WORK TO COMPLETE - Below are some records; repeat them all exactly, minus the pictures.
------------------------
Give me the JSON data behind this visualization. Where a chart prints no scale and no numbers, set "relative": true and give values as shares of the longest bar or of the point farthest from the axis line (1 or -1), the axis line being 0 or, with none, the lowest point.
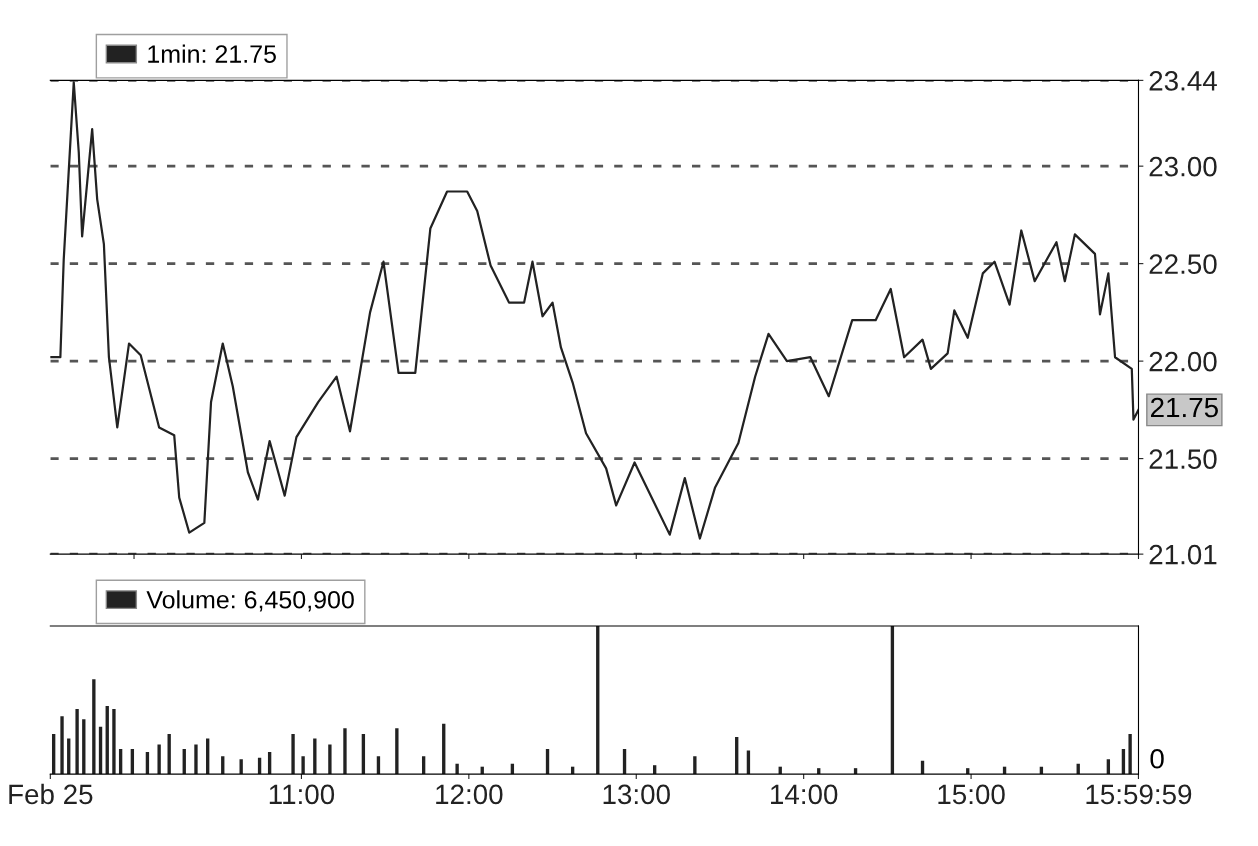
{
  "chart_data": [
    {
      "type": "line",
      "x": [
        9.5,
        9.56,
        9.58,
        9.64,
        9.67,
        9.69,
        9.75,
        9.78,
        9.82,
        9.85,
        9.9,
        9.97,
        10.04,
        10.15,
        10.24,
        10.27,
        10.33,
        10.42,
        10.46,
        10.53,
        10.59,
        10.68,
        10.74,
        10.81,
        10.9,
        10.97,
        11.1,
        11.21,
        11.29,
        11.41,
        11.49,
        11.58,
        11.68,
        11.77,
        11.87,
        11.99,
        12.05,
        12.13,
        12.24,
        12.33,
        12.38,
        12.44,
        12.5,
        12.55,
        12.62,
        12.7,
        12.82,
        12.88,
        12.99,
        13.2,
        13.29,
        13.38,
        13.47,
        13.61,
        13.71,
        13.79,
        13.9,
        14.04,
        14.15,
        14.29,
        14.43,
        14.52,
        14.6,
        14.71,
        14.76,
        14.86,
        14.9,
        14.98,
        15.07,
        15.14,
        15.23,
        15.3,
        15.38,
        15.51,
        15.56,
        15.62,
        15.74,
        15.77,
        15.82,
        15.86,
        15.96,
        15.97,
        16.0
      ],
      "series": [
        {
          "name": "1min: 21.75",
          "color": "#222222",
          "values": [
            22.02,
            22.02,
            22.52,
            23.43,
            23.07,
            22.64,
            23.19,
            22.83,
            22.6,
            22.02,
            21.66,
            22.09,
            22.03,
            21.66,
            21.62,
            21.3,
            21.12,
            21.17,
            21.79,
            22.09,
            21.87,
            21.43,
            21.29,
            21.59,
            21.31,
            21.61,
            21.79,
            21.92,
            21.64,
            22.25,
            22.51,
            21.94,
            21.94,
            22.68,
            22.87,
            22.87,
            22.77,
            22.49,
            22.3,
            22.3,
            22.51,
            22.23,
            22.3,
            22.07,
            21.89,
            21.63,
            21.45,
            21.26,
            21.48,
            21.11,
            21.4,
            21.09,
            21.35,
            21.58,
            21.92,
            22.14,
            22.0,
            22.02,
            21.82,
            22.21,
            22.21,
            22.37,
            22.02,
            22.11,
            21.96,
            22.04,
            22.26,
            22.12,
            22.45,
            22.51,
            22.29,
            22.67,
            22.41,
            22.61,
            22.41,
            22.65,
            22.55,
            22.24,
            22.45,
            22.02,
            21.96,
            21.7,
            21.75
          ]
        }
      ],
      "xlim": [
        9.5,
        16.0
      ],
      "ylim": [
        21.01,
        23.44
      ],
      "yticks": [
        21.01,
        {
          "value": 21.5,
          "label": "21.50"
        },
        {
          "value": 22,
          "label": "22.00"
        },
        {
          "value": 22.5,
          "label": "22.50"
        },
        {
          "value": 23,
          "label": "23.00"
        },
        23.44
      ],
      "annotations": [
        {
          "text": "21.75",
          "x": 16.0,
          "y": 21.75
        }
      ],
      "grid": "y",
      "legend": "top left",
      "line_style": "solid",
      "marker": "none",
      "tick_labels": "y"
    },
    {
      "type": "bar",
      "relative": true,
      "x": [
        9.52,
        9.57,
        9.61,
        9.66,
        9.7,
        9.76,
        9.8,
        9.84,
        9.88,
        9.92,
        9.99,
        10.08,
        10.15,
        10.21,
        10.3,
        10.37,
        10.44,
        10.53,
        10.64,
        10.75,
        10.81,
        10.95,
        11.01,
        11.08,
        11.17,
        11.26,
        11.37,
        11.46,
        11.57,
        11.73,
        11.85,
        11.93,
        12.08,
        12.26,
        12.47,
        12.62,
        12.77,
        12.93,
        13.11,
        13.35,
        13.6,
        13.67,
        13.86,
        14.09,
        14.31,
        14.53,
        14.71,
        14.98,
        15.2,
        15.42,
        15.64,
        15.82,
        15.91,
        15.95
      ],
      "series": [
        {
          "name": "Volume: 6,450,900",
          "color": "#222222",
          "values": [
            0.27,
            0.39,
            0.24,
            0.44,
            0.37,
            0.64,
            0.32,
            0.46,
            0.44,
            0.17,
            0.17,
            0.15,
            0.2,
            0.27,
            0.17,
            0.2,
            0.24,
            0.12,
            0.1,
            0.11,
            0.15,
            0.27,
            0.12,
            0.24,
            0.2,
            0.31,
            0.27,
            0.12,
            0.31,
            0.12,
            0.34,
            0.07,
            0.05,
            0.07,
            0.17,
            0.05,
            1,
            0.17,
            0.06,
            0.12,
            0.25,
            0.16,
            0.05,
            0.04,
            0.04,
            1,
            0.09,
            0.04,
            0.05,
            0.05,
            0.07,
            0.1,
            0.17,
            0.27
          ]
        }
      ],
      "xlim": [
        9.5,
        16.0
      ],
      "xticks": [
        {
          "value": 9.5,
          "label": "Feb 25"
        },
        {
          "value": 11,
          "label": "11:00"
        },
        {
          "value": 12,
          "label": "12:00"
        },
        {
          "value": 13,
          "label": "13:00"
        },
        {
          "value": 14,
          "label": "14:00"
        },
        {
          "value": 15,
          "label": "15:00"
        },
        {
          "value": 15.9997,
          "label": "15:59:59"
        }
      ],
      "annotations": [
        "0"
      ],
      "legend": "top left",
      "tick_labels": "x"
    }
  ]
}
------------------------
RESULT -
Give me the JSON data behind this visualization. Where a chart prints no scale and no numbers, set "relative": true and give values as shares of the longest bar or of the point farthest from the axis line (1 or -1), the axis line being 0 or, with none, the lowest point.
{
  "chart_data": [
    {
      "type": "line",
      "x": [
        9.5,
        9.56,
        9.58,
        9.64,
        9.67,
        9.69,
        9.75,
        9.78,
        9.82,
        9.85,
        9.9,
        9.97,
        10.04,
        10.15,
        10.24,
        10.27,
        10.33,
        10.42,
        10.46,
        10.53,
        10.59,
        10.68,
        10.74,
        10.81,
        10.9,
        10.97,
        11.1,
        11.21,
        11.29,
        11.41,
        11.49,
        11.58,
        11.68,
        11.77,
        11.87,
        11.99,
        12.05,
        12.13,
        12.24,
        12.33,
        12.38,
        12.44,
        12.5,
        12.55,
        12.62,
        12.7,
        12.82,
        12.88,
        12.99,
        13.2,
        13.29,
        13.38,
        13.47,
        13.61,
        13.71,
        13.79,
        13.9,
        14.04,
        14.15,
        14.29,
        14.43,
        14.52,
        14.6,
        14.71,
        14.76,
        14.86,
        14.9,
        14.98,
        15.07,
        15.14,
        15.23,
        15.3,
        15.38,
        15.51,
        15.56,
        15.62,
        15.74,
        15.77,
        15.82,
        15.86,
        15.96,
        15.97,
        16.0
      ],
      "series": [
        {
          "name": "1min: 21.75",
          "color": "#222222",
          "values": [
            22.02,
            22.02,
            22.52,
            23.43,
            23.07,
            22.64,
            23.19,
            22.83,
            22.6,
            22.02,
            21.66,
            22.09,
            22.03,
            21.66,
            21.62,
            21.3,
            21.12,
            21.17,
            21.79,
            22.09,
            21.87,
            21.43,
            21.29,
            21.59,
            21.31,
            21.61,
            21.79,
            21.92,
            21.64,
            22.25,
            22.51,
            21.94,
            21.94,
            22.68,
            22.87,
            22.87,
            22.77,
            22.49,
            22.3,
            22.3,
            22.51,
            22.23,
            22.3,
            22.07,
            21.89,
            21.63,
            21.45,
            21.26,
            21.48,
            21.11,
            21.4,
            21.09,
            21.35,
            21.58,
            21.92,
            22.14,
            22.0,
            22.02,
            21.82,
            22.21,
            22.21,
            22.37,
            22.02,
            22.11,
            21.96,
            22.04,
            22.26,
            22.12,
            22.45,
            22.51,
            22.29,
            22.67,
            22.41,
            22.61,
            22.41,
            22.65,
            22.55,
            22.24,
            22.45,
            22.02,
            21.96,
            21.7,
            21.75
          ]
        }
      ],
      "xlim": [
        9.5,
        16.0
      ],
      "ylim": [
        21.01,
        23.44
      ],
      "yticks": [
        21.01,
        {
          "value": 21.5,
          "label": "21.50"
        },
        {
          "value": 22,
          "label": "22.00"
        },
        {
          "value": 22.5,
          "label": "22.50"
        },
        {
          "value": 23,
          "label": "23.00"
        },
        23.44
      ],
      "annotations": [
        {
          "text": "21.75",
          "x": 16.0,
          "y": 21.75
        }
      ],
      "grid": "y",
      "legend": "top left",
      "line_style": "solid",
      "marker": "none",
      "tick_labels": "y"
    },
    {
      "type": "bar",
      "relative": true,
      "x": [
        9.52,
        9.57,
        9.61,
        9.66,
        9.7,
        9.76,
        9.8,
        9.84,
        9.88,
        9.92,
        9.99,
        10.08,
        10.15,
        10.21,
        10.3,
        10.37,
        10.44,
        10.53,
        10.64,
        10.75,
        10.81,
        10.95,
        11.01,
        11.08,
        11.17,
        11.26,
        11.37,
        11.46,
        11.57,
        11.73,
        11.85,
        11.93,
        12.08,
        12.26,
        12.47,
        12.62,
        12.77,
        12.93,
        13.11,
        13.35,
        13.6,
        13.67,
        13.86,
        14.09,
        14.31,
        14.53,
        14.71,
        14.98,
        15.2,
        15.42,
        15.64,
        15.82,
        15.91,
        15.95
      ],
      "series": [
        {
          "name": "Volume: 6,450,900",
          "color": "#222222",
          "values": [
            0.27,
            0.39,
            0.24,
            0.44,
            0.37,
            0.64,
            0.32,
            0.46,
            0.44,
            0.17,
            0.17,
            0.15,
            0.2,
            0.27,
            0.17,
            0.2,
            0.24,
            0.12,
            0.1,
            0.11,
            0.15,
            0.27,
            0.12,
            0.24,
            0.2,
            0.31,
            0.27,
            0.12,
            0.31,
            0.12,
            0.34,
            0.07,
            0.05,
            0.07,
            0.17,
            0.05,
            1,
            0.17,
            0.06,
            0.12,
            0.25,
            0.16,
            0.05,
            0.04,
            0.04,
            1,
            0.09,
            0.04,
            0.05,
            0.05,
            0.07,
            0.1,
            0.17,
            0.27
          ]
        }
      ],
      "xlim": [
        9.5,
        16.0
      ],
      "xticks": [
        {
          "value": 9.5,
          "label": "Feb 25"
        },
        {
          "value": 11,
          "label": "11:00"
        },
        {
          "value": 12,
          "label": "12:00"
        },
        {
          "value": 13,
          "label": "13:00"
        },
        {
          "value": 14,
          "label": "14:00"
        },
        {
          "value": 15,
          "label": "15:00"
        },
        {
          "value": 15.9997,
          "label": "15:59:59"
        }
      ],
      "annotations": [
        "0"
      ],
      "legend": "top left",
      "tick_labels": "x"
    }
  ]
}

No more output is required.